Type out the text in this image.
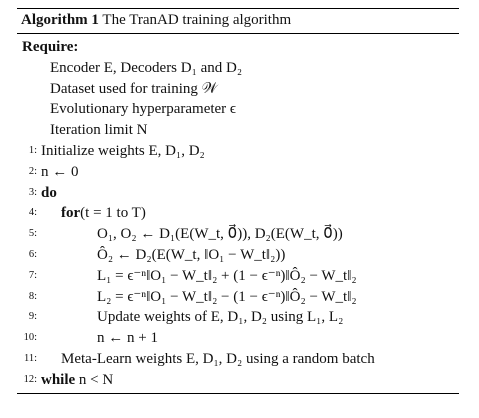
Algorithm 1 The TranAD training algorithm
Require:
Encoder E, Decoders D₁ and D₂
Dataset used for training 𝒲
Evolutionary hyperparameter ϵ
Iteration limit N
1: Initialize weights E, D₁, D₂
2: n ← 0
3: do
4: for(t = 1 to T)
5:	O₁, O₂ ← D₁(E(W_t, 0⃗)), D₂(E(W_t, 0⃗))
6:	Ô₂ ← D₂(E(W_t, ‖O₁ − W_t‖₂))
7:	L₁ = ϵ⁻ⁿ‖O₁ − W_t‖₂ + (1 − ϵ⁻ⁿ)‖Ô₂ − W_t‖₂
8:	L₂ = ϵ⁻ⁿ‖O₁ − W_t‖₂ − (1 − ϵ⁻ⁿ)‖Ô₂ − W_t‖₂
9:	Update weights of E, D₁, D₂ using L₁, L₂
10:	n ← n + 1
11: Meta-Learn weights E, D₁, D₂ using a random batch
12: while n < N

==============================

▸ **OBJECTIVE**
Copy the listing word for word, excluding its pictures.

▸ **THE RESULT**
Type out the text in this image.
Algorithm 1 The TranAD training algorithm
Require:
Encoder E, Decoders D₁ and D₂
Dataset used for training 𝒲
Evolutionary hyperparameter ϵ
Iteration limit N
1: Initialize weights E, D₁, D₂
2: n ← 0
3: do
4: for(t = 1 to T)
5:	O₁, O₂ ← D₁(E(W_t, 0⃗)), D₂(E(W_t, 0⃗))
6:	Ô₂ ← D₂(E(W_t, ‖O₁ − W_t‖₂))
7:	L₁ = ϵ⁻ⁿ‖O₁ − W_t‖₂ + (1 − ϵ⁻ⁿ)‖Ô₂ − W_t‖₂
8:	L₂ = ϵ⁻ⁿ‖O₁ − W_t‖₂ − (1 − ϵ⁻ⁿ)‖Ô₂ − W_t‖₂
9:	Update weights of E, D₁, D₂ using L₁, L₂
10:	n ← n + 1
11: Meta-Learn weights E, D₁, D₂ using a random batch
12: while n < N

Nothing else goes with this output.